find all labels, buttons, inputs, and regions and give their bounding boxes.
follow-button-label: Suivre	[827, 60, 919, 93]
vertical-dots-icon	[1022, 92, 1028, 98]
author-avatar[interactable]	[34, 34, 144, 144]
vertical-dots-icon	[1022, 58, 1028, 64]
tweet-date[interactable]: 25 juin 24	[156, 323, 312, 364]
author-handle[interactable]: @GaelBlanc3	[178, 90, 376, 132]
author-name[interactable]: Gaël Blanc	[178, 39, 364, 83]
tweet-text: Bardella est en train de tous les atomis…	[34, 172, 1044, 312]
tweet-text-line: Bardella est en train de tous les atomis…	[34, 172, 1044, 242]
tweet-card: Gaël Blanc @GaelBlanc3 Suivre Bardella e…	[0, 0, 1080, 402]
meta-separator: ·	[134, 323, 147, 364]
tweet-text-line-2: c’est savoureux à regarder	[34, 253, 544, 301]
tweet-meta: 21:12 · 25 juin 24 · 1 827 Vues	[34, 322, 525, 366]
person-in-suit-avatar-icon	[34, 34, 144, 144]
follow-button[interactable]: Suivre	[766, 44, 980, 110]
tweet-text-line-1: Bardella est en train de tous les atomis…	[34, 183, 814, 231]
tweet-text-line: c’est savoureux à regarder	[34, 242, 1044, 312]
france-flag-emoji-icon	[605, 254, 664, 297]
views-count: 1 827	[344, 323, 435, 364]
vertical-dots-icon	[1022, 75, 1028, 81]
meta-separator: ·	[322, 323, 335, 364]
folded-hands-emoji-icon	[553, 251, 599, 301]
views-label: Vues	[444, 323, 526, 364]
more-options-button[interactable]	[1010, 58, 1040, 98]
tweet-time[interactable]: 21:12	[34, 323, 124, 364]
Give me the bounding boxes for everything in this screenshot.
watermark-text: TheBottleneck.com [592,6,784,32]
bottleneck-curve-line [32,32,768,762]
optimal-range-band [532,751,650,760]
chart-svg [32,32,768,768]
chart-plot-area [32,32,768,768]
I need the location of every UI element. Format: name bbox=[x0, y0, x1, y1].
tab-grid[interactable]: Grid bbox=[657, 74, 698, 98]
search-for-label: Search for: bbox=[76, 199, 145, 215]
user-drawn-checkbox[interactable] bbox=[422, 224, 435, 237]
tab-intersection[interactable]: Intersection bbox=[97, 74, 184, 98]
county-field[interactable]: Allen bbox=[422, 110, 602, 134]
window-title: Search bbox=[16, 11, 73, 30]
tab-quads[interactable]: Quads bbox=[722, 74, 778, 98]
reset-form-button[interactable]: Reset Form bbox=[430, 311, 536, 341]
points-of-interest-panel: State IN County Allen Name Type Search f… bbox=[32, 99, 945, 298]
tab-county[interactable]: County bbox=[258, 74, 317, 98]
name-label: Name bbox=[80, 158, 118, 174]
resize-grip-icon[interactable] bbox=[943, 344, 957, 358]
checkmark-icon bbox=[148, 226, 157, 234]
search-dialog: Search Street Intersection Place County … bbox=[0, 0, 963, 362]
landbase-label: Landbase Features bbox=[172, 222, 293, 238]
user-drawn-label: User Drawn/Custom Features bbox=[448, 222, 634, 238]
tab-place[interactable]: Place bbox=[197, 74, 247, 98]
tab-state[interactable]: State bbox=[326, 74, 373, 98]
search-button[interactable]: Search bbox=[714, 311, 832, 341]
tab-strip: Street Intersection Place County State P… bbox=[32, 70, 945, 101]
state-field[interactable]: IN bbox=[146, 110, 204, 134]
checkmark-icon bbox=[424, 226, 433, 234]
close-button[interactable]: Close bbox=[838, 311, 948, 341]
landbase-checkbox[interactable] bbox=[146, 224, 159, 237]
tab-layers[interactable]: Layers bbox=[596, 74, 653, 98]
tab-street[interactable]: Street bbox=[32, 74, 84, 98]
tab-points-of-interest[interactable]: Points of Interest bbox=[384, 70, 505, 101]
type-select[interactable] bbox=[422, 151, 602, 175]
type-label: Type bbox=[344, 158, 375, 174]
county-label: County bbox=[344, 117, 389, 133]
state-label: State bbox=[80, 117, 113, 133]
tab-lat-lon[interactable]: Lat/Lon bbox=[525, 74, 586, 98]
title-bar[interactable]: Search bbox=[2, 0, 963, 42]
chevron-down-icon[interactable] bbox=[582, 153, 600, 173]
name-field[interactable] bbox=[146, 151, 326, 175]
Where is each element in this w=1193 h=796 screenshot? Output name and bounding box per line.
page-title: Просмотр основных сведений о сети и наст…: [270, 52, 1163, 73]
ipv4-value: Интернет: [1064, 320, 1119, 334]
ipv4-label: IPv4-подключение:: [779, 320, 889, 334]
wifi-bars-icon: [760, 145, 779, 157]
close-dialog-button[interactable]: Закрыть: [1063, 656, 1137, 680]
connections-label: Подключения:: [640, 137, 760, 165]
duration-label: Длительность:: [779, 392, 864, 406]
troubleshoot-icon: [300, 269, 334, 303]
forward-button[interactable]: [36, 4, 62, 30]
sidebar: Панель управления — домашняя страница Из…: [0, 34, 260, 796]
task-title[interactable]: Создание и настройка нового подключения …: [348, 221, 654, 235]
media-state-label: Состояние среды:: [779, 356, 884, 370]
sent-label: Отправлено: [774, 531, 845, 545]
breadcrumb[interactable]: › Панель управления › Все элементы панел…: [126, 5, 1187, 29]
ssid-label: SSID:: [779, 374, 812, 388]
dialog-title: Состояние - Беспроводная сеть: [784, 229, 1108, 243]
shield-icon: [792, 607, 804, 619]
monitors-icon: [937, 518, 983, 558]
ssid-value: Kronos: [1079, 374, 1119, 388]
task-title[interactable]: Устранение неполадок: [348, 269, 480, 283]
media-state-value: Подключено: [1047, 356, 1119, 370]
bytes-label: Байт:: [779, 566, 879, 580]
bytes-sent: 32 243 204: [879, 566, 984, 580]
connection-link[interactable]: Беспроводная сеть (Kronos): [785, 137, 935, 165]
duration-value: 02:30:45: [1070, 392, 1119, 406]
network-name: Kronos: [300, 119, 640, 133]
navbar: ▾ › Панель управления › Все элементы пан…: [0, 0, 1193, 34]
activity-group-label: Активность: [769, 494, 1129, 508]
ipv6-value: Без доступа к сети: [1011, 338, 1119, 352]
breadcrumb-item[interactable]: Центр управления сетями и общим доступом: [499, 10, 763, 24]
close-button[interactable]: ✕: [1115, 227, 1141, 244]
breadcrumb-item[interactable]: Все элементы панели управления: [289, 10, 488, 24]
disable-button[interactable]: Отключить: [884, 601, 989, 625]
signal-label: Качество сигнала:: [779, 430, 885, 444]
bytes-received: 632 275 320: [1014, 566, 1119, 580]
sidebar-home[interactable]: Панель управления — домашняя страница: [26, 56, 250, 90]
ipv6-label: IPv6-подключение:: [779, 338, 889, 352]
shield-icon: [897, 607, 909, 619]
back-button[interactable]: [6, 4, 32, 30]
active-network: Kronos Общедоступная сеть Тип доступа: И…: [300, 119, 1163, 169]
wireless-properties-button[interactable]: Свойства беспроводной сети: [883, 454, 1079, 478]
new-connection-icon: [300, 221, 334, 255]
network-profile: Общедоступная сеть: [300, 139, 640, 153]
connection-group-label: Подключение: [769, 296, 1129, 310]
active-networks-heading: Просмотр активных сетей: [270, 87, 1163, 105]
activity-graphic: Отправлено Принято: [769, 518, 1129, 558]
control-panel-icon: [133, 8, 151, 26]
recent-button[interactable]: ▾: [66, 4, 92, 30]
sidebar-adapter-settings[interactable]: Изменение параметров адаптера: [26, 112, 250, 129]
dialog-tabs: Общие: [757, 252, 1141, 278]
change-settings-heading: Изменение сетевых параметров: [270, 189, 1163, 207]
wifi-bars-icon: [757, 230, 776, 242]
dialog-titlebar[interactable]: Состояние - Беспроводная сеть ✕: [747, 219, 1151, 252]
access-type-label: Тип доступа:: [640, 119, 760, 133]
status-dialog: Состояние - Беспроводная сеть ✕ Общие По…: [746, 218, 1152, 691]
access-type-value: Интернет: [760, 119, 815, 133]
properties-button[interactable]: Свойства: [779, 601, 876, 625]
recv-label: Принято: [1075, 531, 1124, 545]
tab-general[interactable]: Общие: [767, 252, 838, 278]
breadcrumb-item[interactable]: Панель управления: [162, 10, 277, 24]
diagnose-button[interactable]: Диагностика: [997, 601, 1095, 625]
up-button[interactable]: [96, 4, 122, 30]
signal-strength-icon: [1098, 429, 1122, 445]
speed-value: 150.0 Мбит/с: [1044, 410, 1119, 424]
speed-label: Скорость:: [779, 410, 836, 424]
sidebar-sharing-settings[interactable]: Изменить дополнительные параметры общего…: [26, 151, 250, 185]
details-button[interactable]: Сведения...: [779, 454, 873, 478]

+---+

__WHAT IS BEING ASKED__:
Reproduce the material word for word, starting at its very first line and ending at the line that contains "39, 364, 83]", with both of those lines included.

__TASK SOLUTION__:
find all labels, buttons, inputs, and regions and give their bounding boxes.
follow-button-label: Suivre	[827, 60, 919, 93]
vertical-dots-icon	[1022, 92, 1028, 98]
author-avatar[interactable]	[34, 34, 144, 144]
vertical-dots-icon	[1022, 58, 1028, 64]
tweet-date[interactable]: 25 juin 24	[156, 323, 312, 364]
author-handle[interactable]: @GaelBlanc3	[178, 90, 376, 132]
author-name[interactable]: Gaël Blanc	[178, 39, 364, 83]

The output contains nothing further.